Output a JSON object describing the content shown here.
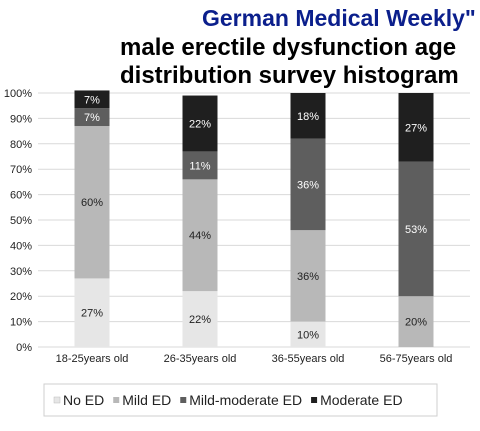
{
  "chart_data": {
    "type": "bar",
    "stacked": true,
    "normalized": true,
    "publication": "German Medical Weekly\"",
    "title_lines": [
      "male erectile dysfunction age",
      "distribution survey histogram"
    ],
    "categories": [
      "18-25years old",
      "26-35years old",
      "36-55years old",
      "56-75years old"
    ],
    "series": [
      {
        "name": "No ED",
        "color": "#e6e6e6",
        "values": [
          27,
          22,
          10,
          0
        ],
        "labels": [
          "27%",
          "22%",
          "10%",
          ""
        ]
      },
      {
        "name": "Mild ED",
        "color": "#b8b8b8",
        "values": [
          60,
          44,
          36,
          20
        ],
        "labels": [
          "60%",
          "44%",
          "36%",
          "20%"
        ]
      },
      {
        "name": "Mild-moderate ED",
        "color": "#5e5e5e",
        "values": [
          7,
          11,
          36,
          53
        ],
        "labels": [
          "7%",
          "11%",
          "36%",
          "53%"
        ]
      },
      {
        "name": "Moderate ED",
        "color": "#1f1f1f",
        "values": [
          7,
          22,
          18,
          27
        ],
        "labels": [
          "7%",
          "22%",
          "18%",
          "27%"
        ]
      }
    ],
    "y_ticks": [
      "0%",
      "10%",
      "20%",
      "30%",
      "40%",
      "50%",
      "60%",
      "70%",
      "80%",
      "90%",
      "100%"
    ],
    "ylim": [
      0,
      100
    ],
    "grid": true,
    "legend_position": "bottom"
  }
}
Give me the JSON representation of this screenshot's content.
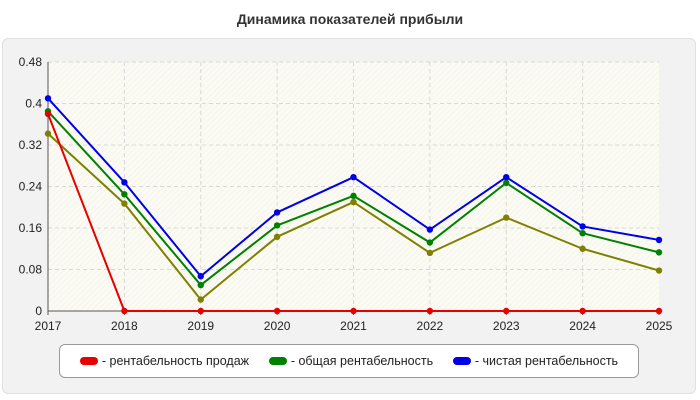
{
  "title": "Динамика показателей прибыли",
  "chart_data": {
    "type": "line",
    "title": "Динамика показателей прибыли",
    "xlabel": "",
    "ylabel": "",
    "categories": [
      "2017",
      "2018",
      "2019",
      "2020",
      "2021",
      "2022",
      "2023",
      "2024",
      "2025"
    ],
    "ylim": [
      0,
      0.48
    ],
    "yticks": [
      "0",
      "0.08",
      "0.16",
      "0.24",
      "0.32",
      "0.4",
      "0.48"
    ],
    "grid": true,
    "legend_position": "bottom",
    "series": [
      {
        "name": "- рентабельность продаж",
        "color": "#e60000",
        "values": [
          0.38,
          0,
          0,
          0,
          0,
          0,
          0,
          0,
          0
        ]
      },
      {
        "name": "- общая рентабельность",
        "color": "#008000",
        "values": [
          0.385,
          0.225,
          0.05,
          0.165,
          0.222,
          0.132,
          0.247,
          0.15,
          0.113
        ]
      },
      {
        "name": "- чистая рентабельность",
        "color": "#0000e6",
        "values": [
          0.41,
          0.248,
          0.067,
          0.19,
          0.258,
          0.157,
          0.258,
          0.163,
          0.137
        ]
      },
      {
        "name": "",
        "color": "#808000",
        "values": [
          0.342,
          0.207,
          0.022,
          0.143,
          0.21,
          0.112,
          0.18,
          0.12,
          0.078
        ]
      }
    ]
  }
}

══════

:: WHAT TO DO ::
Reproduce each line word for word and drop the pictures.

:: OUTPUT BELOW ::
Output a JSON object describing the content shown here.
{
  "chart_data": {
    "type": "bar",
    "stacked": true,
    "normalized": true,
    "publication": "German Medical Weekly\"",
    "title_lines": [
      "male erectile dysfunction age",
      "distribution survey histogram"
    ],
    "categories": [
      "18-25years old",
      "26-35years old",
      "36-55years old",
      "56-75years old"
    ],
    "series": [
      {
        "name": "No ED",
        "color": "#e6e6e6",
        "values": [
          27,
          22,
          10,
          0
        ],
        "labels": [
          "27%",
          "22%",
          "10%",
          ""
        ]
      },
      {
        "name": "Mild ED",
        "color": "#b8b8b8",
        "values": [
          60,
          44,
          36,
          20
        ],
        "labels": [
          "60%",
          "44%",
          "36%",
          "20%"
        ]
      },
      {
        "name": "Mild-moderate ED",
        "color": "#5e5e5e",
        "values": [
          7,
          11,
          36,
          53
        ],
        "labels": [
          "7%",
          "11%",
          "36%",
          "53%"
        ]
      },
      {
        "name": "Moderate ED",
        "color": "#1f1f1f",
        "values": [
          7,
          22,
          18,
          27
        ],
        "labels": [
          "7%",
          "22%",
          "18%",
          "27%"
        ]
      }
    ],
    "y_ticks": [
      "0%",
      "10%",
      "20%",
      "30%",
      "40%",
      "50%",
      "60%",
      "70%",
      "80%",
      "90%",
      "100%"
    ],
    "ylim": [
      0,
      100
    ],
    "grid": true,
    "legend_position": "bottom"
  }
}
Give me the JSON representation of this screenshot's content.
{
  "title": "Динамика показателей прибыли",
  "chart_data": {
    "type": "line",
    "title": "Динамика показателей прибыли",
    "xlabel": "",
    "ylabel": "",
    "categories": [
      "2017",
      "2018",
      "2019",
      "2020",
      "2021",
      "2022",
      "2023",
      "2024",
      "2025"
    ],
    "ylim": [
      0,
      0.48
    ],
    "yticks": [
      "0",
      "0.08",
      "0.16",
      "0.24",
      "0.32",
      "0.4",
      "0.48"
    ],
    "grid": true,
    "legend_position": "bottom",
    "series": [
      {
        "name": "- рентабельность продаж",
        "color": "#e60000",
        "values": [
          0.38,
          0,
          0,
          0,
          0,
          0,
          0,
          0,
          0
        ]
      },
      {
        "name": "- общая рентабельность",
        "color": "#008000",
        "values": [
          0.385,
          0.225,
          0.05,
          0.165,
          0.222,
          0.132,
          0.247,
          0.15,
          0.113
        ]
      },
      {
        "name": "- чистая рентабельность",
        "color": "#0000e6",
        "values": [
          0.41,
          0.248,
          0.067,
          0.19,
          0.258,
          0.157,
          0.258,
          0.163,
          0.137
        ]
      },
      {
        "name": "",
        "color": "#808000",
        "values": [
          0.342,
          0.207,
          0.022,
          0.143,
          0.21,
          0.112,
          0.18,
          0.12,
          0.078
        ]
      }
    ]
  }
}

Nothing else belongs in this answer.